[START OF Data records]

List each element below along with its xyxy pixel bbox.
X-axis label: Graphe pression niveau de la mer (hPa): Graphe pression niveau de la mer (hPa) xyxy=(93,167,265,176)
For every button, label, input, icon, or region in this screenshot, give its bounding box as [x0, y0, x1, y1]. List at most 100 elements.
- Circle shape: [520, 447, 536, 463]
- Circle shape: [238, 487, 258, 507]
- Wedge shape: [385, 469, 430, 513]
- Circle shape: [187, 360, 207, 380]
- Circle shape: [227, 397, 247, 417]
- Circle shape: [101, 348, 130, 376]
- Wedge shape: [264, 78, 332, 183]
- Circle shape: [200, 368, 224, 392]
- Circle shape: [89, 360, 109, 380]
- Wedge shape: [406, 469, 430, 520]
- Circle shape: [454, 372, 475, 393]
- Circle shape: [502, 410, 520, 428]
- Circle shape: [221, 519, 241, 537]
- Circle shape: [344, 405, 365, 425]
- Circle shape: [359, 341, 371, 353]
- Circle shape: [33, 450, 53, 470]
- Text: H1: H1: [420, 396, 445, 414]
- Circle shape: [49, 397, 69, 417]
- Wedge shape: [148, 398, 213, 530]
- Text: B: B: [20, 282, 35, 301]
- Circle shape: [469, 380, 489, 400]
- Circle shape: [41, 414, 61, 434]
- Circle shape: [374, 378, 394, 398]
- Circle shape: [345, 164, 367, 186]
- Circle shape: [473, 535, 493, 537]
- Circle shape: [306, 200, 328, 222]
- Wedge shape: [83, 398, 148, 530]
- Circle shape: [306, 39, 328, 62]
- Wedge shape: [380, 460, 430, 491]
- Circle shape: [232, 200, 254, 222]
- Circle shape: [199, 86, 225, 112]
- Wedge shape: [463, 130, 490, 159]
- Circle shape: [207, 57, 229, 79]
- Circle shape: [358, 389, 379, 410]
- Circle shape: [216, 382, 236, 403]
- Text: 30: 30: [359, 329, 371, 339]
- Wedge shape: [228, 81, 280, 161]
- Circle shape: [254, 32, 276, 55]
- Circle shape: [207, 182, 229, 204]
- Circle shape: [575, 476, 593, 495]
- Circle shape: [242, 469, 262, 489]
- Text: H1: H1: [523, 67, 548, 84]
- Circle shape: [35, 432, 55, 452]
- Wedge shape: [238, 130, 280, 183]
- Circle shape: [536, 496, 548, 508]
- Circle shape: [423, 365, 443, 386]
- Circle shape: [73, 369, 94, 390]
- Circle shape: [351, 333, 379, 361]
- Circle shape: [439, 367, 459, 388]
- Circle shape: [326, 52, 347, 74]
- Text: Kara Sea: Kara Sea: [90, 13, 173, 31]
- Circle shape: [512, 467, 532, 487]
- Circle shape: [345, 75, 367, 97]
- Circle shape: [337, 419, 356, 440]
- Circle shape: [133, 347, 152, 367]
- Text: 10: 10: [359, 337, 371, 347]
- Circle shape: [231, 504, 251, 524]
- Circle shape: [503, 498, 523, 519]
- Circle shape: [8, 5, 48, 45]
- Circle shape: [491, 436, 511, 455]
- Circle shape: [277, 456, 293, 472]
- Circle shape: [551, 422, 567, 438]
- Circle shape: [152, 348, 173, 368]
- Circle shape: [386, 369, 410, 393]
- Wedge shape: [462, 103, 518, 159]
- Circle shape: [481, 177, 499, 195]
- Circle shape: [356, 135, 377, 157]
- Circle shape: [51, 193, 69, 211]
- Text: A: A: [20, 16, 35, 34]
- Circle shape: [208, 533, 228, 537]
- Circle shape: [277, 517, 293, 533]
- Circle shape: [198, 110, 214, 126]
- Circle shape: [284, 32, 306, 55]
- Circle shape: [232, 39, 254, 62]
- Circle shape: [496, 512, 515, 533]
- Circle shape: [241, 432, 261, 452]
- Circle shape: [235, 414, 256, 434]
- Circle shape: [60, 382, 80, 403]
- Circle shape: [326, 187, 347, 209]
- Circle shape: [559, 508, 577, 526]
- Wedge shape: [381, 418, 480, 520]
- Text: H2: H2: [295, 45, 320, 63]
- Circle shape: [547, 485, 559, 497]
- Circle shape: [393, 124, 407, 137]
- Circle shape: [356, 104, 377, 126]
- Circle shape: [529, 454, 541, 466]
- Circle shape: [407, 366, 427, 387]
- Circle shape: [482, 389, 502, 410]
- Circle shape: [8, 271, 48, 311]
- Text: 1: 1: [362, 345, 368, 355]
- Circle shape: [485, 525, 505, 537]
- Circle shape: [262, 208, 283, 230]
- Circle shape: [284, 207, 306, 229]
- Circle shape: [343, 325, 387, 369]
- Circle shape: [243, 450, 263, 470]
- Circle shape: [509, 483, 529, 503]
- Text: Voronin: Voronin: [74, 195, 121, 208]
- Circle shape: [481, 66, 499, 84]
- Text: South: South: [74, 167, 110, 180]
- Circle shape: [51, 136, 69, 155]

[END OF Data records]

■ Prompt: Arrange everything from the first line of the listing down through the line containing "- Circle shape: [200, 368, 224, 392]" as a Markdown table with the columns No. and Entry. Put a row number under No. and the line under Entry, and leave out any blank lines.

■ Full output:
| No. | Entry |
|---|---|
| 1 | List each element below along with its xyxy pixel bbox. |
| 2 | X-axis label: Graphe pression niveau de la mer (hPa): Graphe pression niveau de la mer (hPa) xyxy=(93,167,265,176) |
| 3 | For every button, label, input, icon, or region in this screenshot, give its bounding box as [x0, y0, x1, y1]. List at most 100 elements. |
| 4 | - Circle shape: [520, 447, 536, 463] |
| 5 | - Circle shape: [238, 487, 258, 507] |
| 6 | - Wedge shape: [385, 469, 430, 513] |
| 7 | - Circle shape: [187, 360, 207, 380] |
| 8 | - Circle shape: [227, 397, 247, 417] |
| 9 | - Circle shape: [101, 348, 130, 376] |
| 10 | - Wedge shape: [264, 78, 332, 183] |
| 11 | - Circle shape: [200, 368, 224, 392] |